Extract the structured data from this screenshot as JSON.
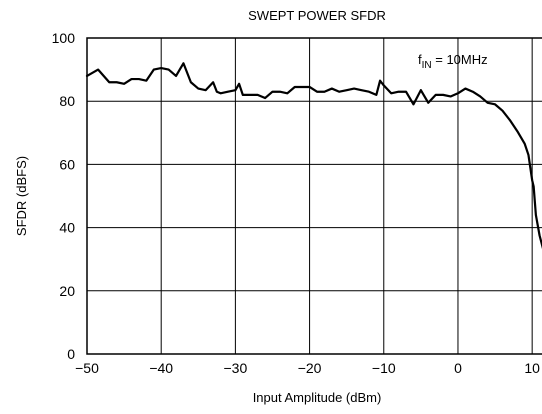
{
  "chart_data": {
    "type": "line",
    "title": "SWEPT POWER SFDR",
    "xlabel": "Input Amplitude (dBm)",
    "ylabel": "SFDR (dBFS)",
    "xlim": [
      -50,
      12
    ],
    "ylim": [
      0,
      100
    ],
    "xticks": [
      -50,
      -40,
      -30,
      -20,
      -10,
      0,
      10
    ],
    "xtick_labels": [
      "−50",
      "−40",
      "−30",
      "−20",
      "−10",
      "0",
      "10"
    ],
    "yticks": [
      0,
      20,
      40,
      60,
      80,
      100
    ],
    "ytick_labels": [
      "0",
      "20",
      "40",
      "60",
      "80",
      "100"
    ],
    "grid": true,
    "annotation": {
      "prefix": "f",
      "subscript": "IN",
      "suffix": " = 10MHz"
    },
    "series": [
      {
        "x": [
          -50,
          -48.5,
          -47,
          -46,
          -45,
          -44,
          -43,
          -42,
          -41,
          -40,
          -39,
          -38,
          -37.5,
          -37,
          -36,
          -35,
          -34,
          -33,
          -32.5,
          -32,
          -31,
          -30,
          -29.5,
          -29,
          -28,
          -27,
          -26,
          -25,
          -24,
          -23,
          -22,
          -21,
          -20,
          -19,
          -18,
          -17,
          -16,
          -15,
          -14,
          -13,
          -12,
          -11,
          -10.5,
          -10,
          -9,
          -8,
          -7,
          -6,
          -5,
          -4,
          -3,
          -2,
          -1,
          0,
          1,
          2,
          3,
          4,
          5,
          6,
          7,
          8,
          9,
          9.5,
          10,
          10.2,
          10.5,
          11,
          11.5,
          12
        ],
        "y": [
          88,
          90,
          86,
          86,
          85.5,
          87,
          87,
          86.5,
          90,
          90.5,
          90,
          88,
          90,
          92,
          86,
          84,
          83.5,
          86,
          83,
          82.5,
          83,
          83.5,
          85.5,
          82,
          82,
          82,
          81,
          83,
          83,
          82.5,
          84.5,
          84.5,
          84.5,
          83,
          83,
          84,
          83,
          83.5,
          84,
          83.5,
          83,
          82,
          86.5,
          85,
          82.5,
          83,
          83,
          79,
          83.5,
          79.5,
          82,
          82,
          81.5,
          82.5,
          84,
          83,
          81.5,
          79.5,
          79,
          77,
          74,
          70.5,
          66.5,
          63,
          55,
          53,
          44,
          37.5,
          33,
          30
        ]
      }
    ]
  }
}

● **Problem**:
Identify the lines that hold the word "SFDR". Copy every one of them.

● **Result for this exercise**:
    "title": "SWEPT POWER SFDR",
    "ylabel": "SFDR (dBFS)",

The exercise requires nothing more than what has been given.